> [GOAL] Every entry that follows needs to be repeated exactly.

> [GIVEN RECORDS]
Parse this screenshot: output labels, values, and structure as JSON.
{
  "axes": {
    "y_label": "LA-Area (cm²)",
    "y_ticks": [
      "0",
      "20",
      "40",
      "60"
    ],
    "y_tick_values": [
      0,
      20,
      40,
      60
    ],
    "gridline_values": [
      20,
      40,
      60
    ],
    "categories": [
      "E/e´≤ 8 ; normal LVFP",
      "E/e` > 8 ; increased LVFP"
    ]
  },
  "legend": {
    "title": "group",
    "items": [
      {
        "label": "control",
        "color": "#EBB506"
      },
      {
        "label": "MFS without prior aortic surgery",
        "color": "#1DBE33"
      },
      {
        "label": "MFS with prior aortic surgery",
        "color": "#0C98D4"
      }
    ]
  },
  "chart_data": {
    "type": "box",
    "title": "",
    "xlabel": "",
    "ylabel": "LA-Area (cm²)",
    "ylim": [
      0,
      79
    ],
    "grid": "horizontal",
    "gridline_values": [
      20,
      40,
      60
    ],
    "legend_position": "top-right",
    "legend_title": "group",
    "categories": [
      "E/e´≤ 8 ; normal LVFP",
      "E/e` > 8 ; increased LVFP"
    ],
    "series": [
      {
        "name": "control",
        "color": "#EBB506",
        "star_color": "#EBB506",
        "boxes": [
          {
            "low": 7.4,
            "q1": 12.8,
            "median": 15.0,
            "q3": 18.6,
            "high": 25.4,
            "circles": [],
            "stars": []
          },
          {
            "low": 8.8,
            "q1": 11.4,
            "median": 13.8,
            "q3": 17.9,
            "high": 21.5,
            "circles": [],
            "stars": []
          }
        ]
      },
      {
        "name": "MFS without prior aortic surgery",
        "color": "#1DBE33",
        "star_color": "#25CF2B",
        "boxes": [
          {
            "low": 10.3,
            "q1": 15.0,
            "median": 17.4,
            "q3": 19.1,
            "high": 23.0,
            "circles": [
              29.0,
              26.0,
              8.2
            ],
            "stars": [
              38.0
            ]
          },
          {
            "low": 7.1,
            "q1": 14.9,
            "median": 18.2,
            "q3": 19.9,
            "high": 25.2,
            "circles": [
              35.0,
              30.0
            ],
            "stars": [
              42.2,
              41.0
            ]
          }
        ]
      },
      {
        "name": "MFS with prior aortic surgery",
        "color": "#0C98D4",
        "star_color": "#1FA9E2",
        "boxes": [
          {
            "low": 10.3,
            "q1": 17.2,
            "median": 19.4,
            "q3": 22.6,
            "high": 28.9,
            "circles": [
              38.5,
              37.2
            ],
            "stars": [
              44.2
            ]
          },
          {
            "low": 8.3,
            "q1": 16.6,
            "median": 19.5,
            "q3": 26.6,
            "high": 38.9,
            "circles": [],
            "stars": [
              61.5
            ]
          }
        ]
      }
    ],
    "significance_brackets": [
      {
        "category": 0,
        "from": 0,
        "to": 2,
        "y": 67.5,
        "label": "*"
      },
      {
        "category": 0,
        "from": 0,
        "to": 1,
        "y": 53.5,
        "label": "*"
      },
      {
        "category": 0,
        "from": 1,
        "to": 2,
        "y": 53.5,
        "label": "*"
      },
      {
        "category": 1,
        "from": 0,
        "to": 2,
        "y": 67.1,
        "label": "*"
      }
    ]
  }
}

> [THE RESULT]
Parse this screenshot: output labels, values, and structure as JSON.
{
  "axes": {
    "y_label": "LA-Area (cm²)",
    "y_ticks": [
      "0",
      "20",
      "40",
      "60"
    ],
    "y_tick_values": [
      0,
      20,
      40,
      60
    ],
    "gridline_values": [
      20,
      40,
      60
    ],
    "categories": [
      "E/e´≤ 8 ; normal LVFP",
      "E/e` > 8 ; increased LVFP"
    ]
  },
  "legend": {
    "title": "group",
    "items": [
      {
        "label": "control",
        "color": "#EBB506"
      },
      {
        "label": "MFS without prior aortic surgery",
        "color": "#1DBE33"
      },
      {
        "label": "MFS with prior aortic surgery",
        "color": "#0C98D4"
      }
    ]
  },
  "chart_data": {
    "type": "box",
    "title": "",
    "xlabel": "",
    "ylabel": "LA-Area (cm²)",
    "ylim": [
      0,
      79
    ],
    "grid": "horizontal",
    "gridline_values": [
      20,
      40,
      60
    ],
    "legend_position": "top-right",
    "legend_title": "group",
    "categories": [
      "E/e´≤ 8 ; normal LVFP",
      "E/e` > 8 ; increased LVFP"
    ],
    "series": [
      {
        "name": "control",
        "color": "#EBB506",
        "star_color": "#EBB506",
        "boxes": [
          {
            "low": 7.4,
            "q1": 12.8,
            "median": 15.0,
            "q3": 18.6,
            "high": 25.4,
            "circles": [],
            "stars": []
          },
          {
            "low": 8.8,
            "q1": 11.4,
            "median": 13.8,
            "q3": 17.9,
            "high": 21.5,
            "circles": [],
            "stars": []
          }
        ]
      },
      {
        "name": "MFS without prior aortic surgery",
        "color": "#1DBE33",
        "star_color": "#25CF2B",
        "boxes": [
          {
            "low": 10.3,
            "q1": 15.0,
            "median": 17.4,
            "q3": 19.1,
            "high": 23.0,
            "circles": [
              29.0,
              26.0,
              8.2
            ],
            "stars": [
              38.0
            ]
          },
          {
            "low": 7.1,
            "q1": 14.9,
            "median": 18.2,
            "q3": 19.9,
            "high": 25.2,
            "circles": [
              35.0,
              30.0
            ],
            "stars": [
              42.2,
              41.0
            ]
          }
        ]
      },
      {
        "name": "MFS with prior aortic surgery",
        "color": "#0C98D4",
        "star_color": "#1FA9E2",
        "boxes": [
          {
            "low": 10.3,
            "q1": 17.2,
            "median": 19.4,
            "q3": 22.6,
            "high": 28.9,
            "circles": [
              38.5,
              37.2
            ],
            "stars": [
              44.2
            ]
          },
          {
            "low": 8.3,
            "q1": 16.6,
            "median": 19.5,
            "q3": 26.6,
            "high": 38.9,
            "circles": [],
            "stars": [
              61.5
            ]
          }
        ]
      }
    ],
    "significance_brackets": [
      {
        "category": 0,
        "from": 0,
        "to": 2,
        "y": 67.5,
        "label": "*"
      },
      {
        "category": 0,
        "from": 0,
        "to": 1,
        "y": 53.5,
        "label": "*"
      },
      {
        "category": 0,
        "from": 1,
        "to": 2,
        "y": 53.5,
        "label": "*"
      },
      {
        "category": 1,
        "from": 0,
        "to": 2,
        "y": 67.1,
        "label": "*"
      }
    ]
  }
}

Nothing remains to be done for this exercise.